Records excerpted from a collection:
-------------------------

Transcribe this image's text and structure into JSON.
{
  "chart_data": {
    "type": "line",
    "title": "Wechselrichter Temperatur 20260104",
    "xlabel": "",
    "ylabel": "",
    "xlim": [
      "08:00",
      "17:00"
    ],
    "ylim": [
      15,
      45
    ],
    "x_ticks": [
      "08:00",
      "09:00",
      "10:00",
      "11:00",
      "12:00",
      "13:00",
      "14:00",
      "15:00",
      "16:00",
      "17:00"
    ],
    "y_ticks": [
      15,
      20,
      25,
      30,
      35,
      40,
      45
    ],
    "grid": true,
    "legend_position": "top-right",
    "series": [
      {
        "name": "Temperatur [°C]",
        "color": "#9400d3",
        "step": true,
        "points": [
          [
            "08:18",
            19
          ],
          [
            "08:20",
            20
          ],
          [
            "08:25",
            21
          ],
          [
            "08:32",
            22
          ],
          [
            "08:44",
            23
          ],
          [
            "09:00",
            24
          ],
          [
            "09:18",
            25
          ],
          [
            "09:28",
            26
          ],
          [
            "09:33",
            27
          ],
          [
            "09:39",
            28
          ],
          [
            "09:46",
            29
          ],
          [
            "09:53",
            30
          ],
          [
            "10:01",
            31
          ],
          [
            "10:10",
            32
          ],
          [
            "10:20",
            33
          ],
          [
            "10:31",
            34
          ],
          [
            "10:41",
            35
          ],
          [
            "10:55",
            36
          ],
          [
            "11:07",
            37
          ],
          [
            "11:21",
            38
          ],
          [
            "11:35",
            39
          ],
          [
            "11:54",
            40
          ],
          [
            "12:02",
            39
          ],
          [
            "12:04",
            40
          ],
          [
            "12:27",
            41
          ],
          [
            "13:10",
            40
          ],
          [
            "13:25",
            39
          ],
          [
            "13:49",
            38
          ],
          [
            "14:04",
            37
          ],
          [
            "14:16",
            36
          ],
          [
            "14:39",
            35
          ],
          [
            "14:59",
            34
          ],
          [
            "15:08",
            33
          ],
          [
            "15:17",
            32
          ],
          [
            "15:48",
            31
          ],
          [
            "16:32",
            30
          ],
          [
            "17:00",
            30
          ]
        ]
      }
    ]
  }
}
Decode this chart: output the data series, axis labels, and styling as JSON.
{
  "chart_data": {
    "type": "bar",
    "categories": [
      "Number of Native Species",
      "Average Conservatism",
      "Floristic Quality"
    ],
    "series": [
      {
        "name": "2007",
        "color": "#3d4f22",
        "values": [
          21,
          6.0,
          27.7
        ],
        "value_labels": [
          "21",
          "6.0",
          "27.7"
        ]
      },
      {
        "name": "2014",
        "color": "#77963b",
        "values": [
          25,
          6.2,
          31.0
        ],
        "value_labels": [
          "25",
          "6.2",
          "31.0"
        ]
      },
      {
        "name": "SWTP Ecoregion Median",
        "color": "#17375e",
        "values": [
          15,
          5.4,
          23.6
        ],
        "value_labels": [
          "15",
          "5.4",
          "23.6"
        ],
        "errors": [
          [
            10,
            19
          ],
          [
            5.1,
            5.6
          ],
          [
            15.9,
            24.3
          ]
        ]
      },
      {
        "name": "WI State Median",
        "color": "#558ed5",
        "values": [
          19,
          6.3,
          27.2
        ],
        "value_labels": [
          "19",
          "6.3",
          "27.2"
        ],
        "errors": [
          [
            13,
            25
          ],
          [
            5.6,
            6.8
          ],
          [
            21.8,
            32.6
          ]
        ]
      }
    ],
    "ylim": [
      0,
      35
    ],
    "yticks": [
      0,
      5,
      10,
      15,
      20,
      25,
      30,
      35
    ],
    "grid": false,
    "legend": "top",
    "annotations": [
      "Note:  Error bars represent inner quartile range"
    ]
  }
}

-------------------------

Problem statement:
Extract all lines as given.

Answer to the task:
Transcribe this image's text and structure into JSON.
{
  "chart_data": {
    "type": "line",
    "title": "Wechselrichter Temperatur 20260104",
    "xlabel": "",
    "ylabel": "",
    "xlim": [
      "08:00",
      "17:00"
    ],
    "ylim": [
      15,
      45
    ],
    "x_ticks": [
      "08:00",
      "09:00",
      "10:00",
      "11:00",
      "12:00",
      "13:00",
      "14:00",
      "15:00",
      "16:00",
      "17:00"
    ],
    "y_ticks": [
      15,
      20,
      25,
      30,
      35,
      40,
      45
    ],
    "grid": true,
    "legend_position": "top-right",
    "series": [
      {
        "name": "Temperatur [°C]",
        "color": "#9400d3",
        "step": true,
        "points": [
          [
            "08:18",
            19
          ],
          [
            "08:20",
            20
          ],
          [
            "08:25",
            21
          ],
          [
            "08:32",
            22
          ],
          [
            "08:44",
            23
          ],
          [
            "09:00",
            24
          ],
          [
            "09:18",
            25
          ],
          [
            "09:28",
            26
          ],
          [
            "09:33",
            27
          ],
          [
            "09:39",
            28
          ],
          [
            "09:46",
            29
          ],
          [
            "09:53",
            30
          ],
          [
            "10:01",
            31
          ],
          [
            "10:10",
            32
          ],
          [
            "10:20",
            33
          ],
          [
            "10:31",
            34
          ],
          [
            "10:41",
            35
          ],
          [
            "10:55",
            36
          ],
          [
            "11:07",
            37
          ],
          [
            "11:21",
            38
          ],
          [
            "11:35",
            39
          ],
          [
            "11:54",
            40
          ],
          [
            "12:02",
            39
          ],
          [
            "12:04",
            40
          ],
          [
            "12:27",
            41
          ],
          [
            "13:10",
            40
          ],
          [
            "13:25",
            39
          ],
          [
            "13:49",
            38
          ],
          [
            "14:04",
            37
          ],
          [
            "14:16",
            36
          ],
          [
            "14:39",
            35
          ],
          [
            "14:59",
            34
          ],
          [
            "15:08",
            33
          ],
          [
            "15:17",
            32
          ],
          [
            "15:48",
            31
          ],
          [
            "16:32",
            30
          ],
          [
            "17:00",
            30
          ]
        ]
      }
    ]
  }
}
Decode this chart: output the data series, axis labels, and styling as JSON.
{
  "chart_data": {
    "type": "bar",
    "categories": [
      "Number of Native Species",
      "Average Conservatism",
      "Floristic Quality"
    ],
    "series": [
      {
        "name": "2007",
        "color": "#3d4f22",
        "values": [
          21,
          6.0,
          27.7
        ],
        "value_labels": [
          "21",
          "6.0",
          "27.7"
        ]
      },
      {
        "name": "2014",
        "color": "#77963b",
        "values": [
          25,
          6.2,
          31.0
        ],
        "value_labels": [
          "25",
          "6.2",
          "31.0"
        ]
      },
      {
        "name": "SWTP Ecoregion Median",
        "color": "#17375e",
        "values": [
          15,
          5.4,
          23.6
        ],
        "value_labels": [
          "15",
          "5.4",
          "23.6"
        ],
        "errors": [
          [
            10,
            19
          ],
          [
            5.1,
            5.6
          ],
          [
            15.9,
            24.3
          ]
        ]
      },
      {
        "name": "WI State Median",
        "color": "#558ed5",
        "values": [
          19,
          6.3,
          27.2
        ],
        "value_labels": [
          "19",
          "6.3",
          "27.2"
        ],
        "errors": [
          [
            13,
            25
          ],
          [
            5.6,
            6.8
          ],
          [
            21.8,
            32.6
          ]
        ]
      }
    ],
    "ylim": [
      0,
      35
    ],
    "yticks": [
      0,
      5,
      10,
      15,
      20,
      25,
      30,
      35
    ],
    "grid": false,
    "legend": "top",
    "annotations": [
      "Note:  Error bars represent inner quartile range"
    ]
  }
}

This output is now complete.